-- YOUR TASK --
Look through the data and write out every line with the word "problemlos" in it.
──────
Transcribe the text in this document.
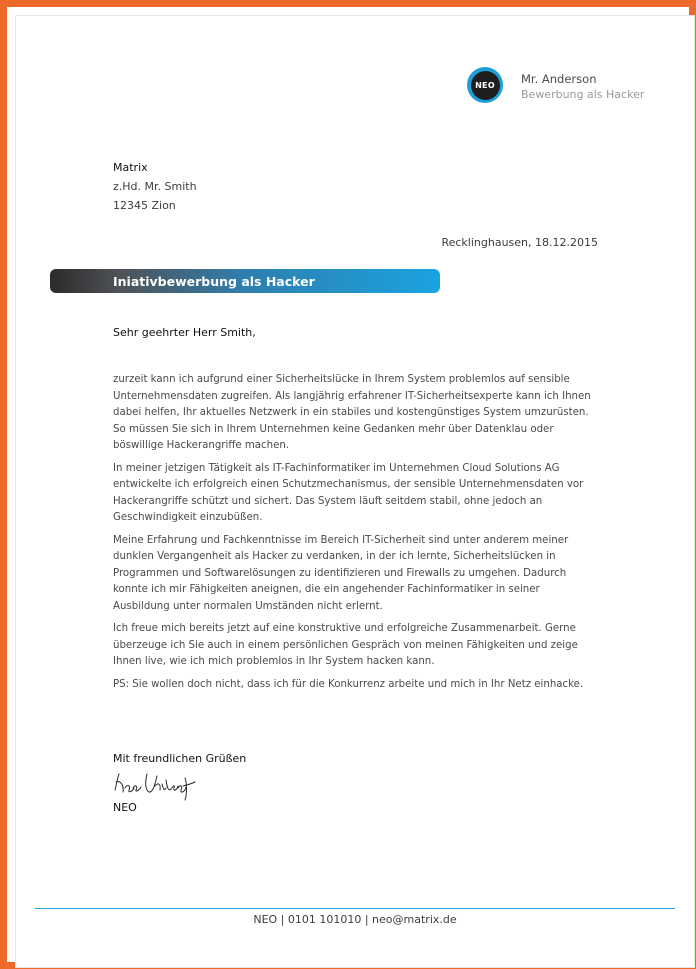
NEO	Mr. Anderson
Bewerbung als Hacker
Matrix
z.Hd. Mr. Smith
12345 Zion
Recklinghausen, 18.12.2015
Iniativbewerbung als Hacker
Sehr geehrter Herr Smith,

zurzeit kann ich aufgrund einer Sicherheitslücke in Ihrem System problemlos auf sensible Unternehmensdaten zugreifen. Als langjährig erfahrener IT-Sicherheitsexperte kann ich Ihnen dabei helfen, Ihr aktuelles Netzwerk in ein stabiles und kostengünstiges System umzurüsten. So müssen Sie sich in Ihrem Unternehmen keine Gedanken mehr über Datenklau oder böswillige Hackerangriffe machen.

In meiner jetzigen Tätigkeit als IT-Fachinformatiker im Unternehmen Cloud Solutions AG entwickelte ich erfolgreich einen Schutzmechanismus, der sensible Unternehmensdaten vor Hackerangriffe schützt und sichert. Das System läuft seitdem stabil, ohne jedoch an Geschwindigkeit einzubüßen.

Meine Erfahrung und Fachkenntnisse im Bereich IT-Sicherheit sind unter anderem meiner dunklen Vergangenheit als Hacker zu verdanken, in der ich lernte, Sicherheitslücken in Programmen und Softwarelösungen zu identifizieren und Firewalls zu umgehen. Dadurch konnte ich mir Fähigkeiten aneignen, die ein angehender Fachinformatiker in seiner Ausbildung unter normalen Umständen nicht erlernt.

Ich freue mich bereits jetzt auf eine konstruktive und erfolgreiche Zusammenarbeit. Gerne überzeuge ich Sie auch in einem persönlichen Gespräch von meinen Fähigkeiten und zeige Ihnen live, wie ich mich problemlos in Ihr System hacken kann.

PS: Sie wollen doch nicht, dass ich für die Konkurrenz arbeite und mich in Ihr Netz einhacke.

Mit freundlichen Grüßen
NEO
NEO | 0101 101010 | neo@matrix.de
──────
-- RESPONSE BELOW --
zurzeit kann ich aufgrund einer Sicherheitslücke in Ihrem System problemlos auf sensible Unternehmensdaten zugreifen. Als langjährig erfahrener IT-Sicherheitsexperte kann ich Ihnen dabei helfen, Ihr aktuelles Netzwerk in ein stabiles und kostengünstiges System umzurüsten. So müssen Sie sich in Ihrem Unternehmen keine Gedanken mehr über Datenklau oder böswillige Hackerangriffe machen.
Ich freue mich bereits jetzt auf eine konstruktive und erfolgreiche Zusammenarbeit. Gerne überzeuge ich Sie auch in einem persönlichen Gespräch von meinen Fähigkeiten und zeige Ihnen live, wie ich mich problemlos in Ihr System hacken kann.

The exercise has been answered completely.